_WORK TO BE COMPLETED_. Extract, from the records beneath this instruction, each line that contains the word "Франции".

_MATERIAL SUPPLIED_.

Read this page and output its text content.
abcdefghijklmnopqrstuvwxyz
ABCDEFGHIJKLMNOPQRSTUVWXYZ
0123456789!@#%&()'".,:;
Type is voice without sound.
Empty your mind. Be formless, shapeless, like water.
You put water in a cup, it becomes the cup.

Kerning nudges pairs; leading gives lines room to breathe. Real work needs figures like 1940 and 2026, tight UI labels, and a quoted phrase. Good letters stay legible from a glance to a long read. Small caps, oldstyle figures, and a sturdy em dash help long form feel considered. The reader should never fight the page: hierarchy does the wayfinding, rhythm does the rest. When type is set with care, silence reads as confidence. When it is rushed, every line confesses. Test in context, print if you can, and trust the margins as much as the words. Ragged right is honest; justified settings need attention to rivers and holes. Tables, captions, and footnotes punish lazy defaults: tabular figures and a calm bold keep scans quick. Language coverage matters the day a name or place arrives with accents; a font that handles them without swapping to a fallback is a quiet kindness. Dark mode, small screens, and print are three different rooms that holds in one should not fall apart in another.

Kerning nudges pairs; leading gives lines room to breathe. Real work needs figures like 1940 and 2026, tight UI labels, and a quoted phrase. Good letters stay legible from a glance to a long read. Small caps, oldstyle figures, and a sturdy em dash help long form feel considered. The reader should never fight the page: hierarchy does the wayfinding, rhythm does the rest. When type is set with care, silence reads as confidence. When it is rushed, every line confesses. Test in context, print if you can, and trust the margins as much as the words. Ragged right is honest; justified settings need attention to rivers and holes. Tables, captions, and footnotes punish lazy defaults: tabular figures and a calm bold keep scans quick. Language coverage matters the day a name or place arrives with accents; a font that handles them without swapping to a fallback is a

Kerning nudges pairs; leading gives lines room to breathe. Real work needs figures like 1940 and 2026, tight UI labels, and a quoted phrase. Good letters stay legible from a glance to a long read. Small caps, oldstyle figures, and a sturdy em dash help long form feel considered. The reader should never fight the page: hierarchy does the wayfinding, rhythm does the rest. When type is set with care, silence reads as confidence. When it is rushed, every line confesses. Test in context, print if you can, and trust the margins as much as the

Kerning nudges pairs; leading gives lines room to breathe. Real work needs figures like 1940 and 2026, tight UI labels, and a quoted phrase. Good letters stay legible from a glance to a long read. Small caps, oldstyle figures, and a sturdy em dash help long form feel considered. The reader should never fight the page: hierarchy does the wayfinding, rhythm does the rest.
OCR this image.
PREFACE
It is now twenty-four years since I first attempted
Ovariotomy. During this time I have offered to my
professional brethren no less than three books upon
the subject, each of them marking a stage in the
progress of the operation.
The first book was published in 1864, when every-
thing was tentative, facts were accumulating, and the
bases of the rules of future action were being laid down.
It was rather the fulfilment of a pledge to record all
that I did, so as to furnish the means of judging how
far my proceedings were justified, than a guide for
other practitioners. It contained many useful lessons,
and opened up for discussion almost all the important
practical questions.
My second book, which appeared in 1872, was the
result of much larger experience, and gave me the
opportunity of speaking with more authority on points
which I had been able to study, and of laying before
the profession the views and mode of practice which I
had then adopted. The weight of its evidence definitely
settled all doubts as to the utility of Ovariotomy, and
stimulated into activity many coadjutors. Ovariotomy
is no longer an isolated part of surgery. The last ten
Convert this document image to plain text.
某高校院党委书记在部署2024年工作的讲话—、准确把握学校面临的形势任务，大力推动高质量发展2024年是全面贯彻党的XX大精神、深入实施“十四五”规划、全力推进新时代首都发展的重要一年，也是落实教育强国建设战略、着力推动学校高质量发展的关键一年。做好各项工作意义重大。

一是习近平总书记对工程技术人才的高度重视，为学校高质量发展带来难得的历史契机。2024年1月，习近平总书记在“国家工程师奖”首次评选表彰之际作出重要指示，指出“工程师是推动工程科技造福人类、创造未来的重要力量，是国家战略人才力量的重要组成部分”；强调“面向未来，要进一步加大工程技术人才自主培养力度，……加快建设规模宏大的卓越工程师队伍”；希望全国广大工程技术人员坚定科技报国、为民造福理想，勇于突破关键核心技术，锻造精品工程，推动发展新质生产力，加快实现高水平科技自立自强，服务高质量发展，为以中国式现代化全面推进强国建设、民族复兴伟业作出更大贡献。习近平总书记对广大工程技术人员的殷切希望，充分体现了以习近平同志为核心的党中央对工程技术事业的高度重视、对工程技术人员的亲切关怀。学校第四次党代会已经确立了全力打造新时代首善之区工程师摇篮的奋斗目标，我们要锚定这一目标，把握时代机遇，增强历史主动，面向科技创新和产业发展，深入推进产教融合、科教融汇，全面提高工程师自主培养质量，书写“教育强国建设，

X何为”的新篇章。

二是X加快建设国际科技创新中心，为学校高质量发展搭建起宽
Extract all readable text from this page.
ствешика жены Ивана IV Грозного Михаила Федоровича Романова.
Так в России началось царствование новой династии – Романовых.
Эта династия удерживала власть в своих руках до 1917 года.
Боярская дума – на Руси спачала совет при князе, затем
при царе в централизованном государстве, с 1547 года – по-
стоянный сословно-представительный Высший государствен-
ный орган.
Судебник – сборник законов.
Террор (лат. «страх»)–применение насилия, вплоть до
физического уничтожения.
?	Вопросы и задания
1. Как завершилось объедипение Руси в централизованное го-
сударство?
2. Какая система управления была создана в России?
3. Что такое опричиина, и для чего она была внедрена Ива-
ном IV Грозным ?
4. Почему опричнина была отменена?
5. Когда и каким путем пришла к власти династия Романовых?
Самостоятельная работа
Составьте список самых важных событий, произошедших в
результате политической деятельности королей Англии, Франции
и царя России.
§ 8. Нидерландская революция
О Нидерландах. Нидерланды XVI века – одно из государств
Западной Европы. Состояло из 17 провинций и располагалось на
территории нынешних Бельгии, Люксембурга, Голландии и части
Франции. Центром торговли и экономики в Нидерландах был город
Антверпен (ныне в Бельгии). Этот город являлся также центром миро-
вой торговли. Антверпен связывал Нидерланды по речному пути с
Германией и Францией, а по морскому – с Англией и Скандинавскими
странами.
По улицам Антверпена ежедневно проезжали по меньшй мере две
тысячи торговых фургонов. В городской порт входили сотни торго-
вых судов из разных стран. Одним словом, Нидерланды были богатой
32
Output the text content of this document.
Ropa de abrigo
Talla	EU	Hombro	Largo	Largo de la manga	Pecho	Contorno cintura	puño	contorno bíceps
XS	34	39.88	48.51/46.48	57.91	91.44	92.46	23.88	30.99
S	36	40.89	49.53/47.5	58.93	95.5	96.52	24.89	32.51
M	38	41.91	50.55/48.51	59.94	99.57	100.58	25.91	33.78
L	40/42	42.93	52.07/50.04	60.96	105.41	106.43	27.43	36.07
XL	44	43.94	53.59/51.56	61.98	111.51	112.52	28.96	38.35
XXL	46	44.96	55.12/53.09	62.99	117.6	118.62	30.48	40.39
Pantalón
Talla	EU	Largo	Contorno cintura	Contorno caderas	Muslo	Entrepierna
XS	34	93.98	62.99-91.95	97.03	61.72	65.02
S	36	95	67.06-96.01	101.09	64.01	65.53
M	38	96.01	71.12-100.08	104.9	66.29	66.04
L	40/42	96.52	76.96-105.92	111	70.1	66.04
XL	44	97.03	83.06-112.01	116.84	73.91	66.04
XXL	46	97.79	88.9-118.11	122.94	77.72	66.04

_FINAL RESULT_.
результате политической деятельности королей Англии, Франции
Франции. Центром торговли и экономики в Нидерландах был город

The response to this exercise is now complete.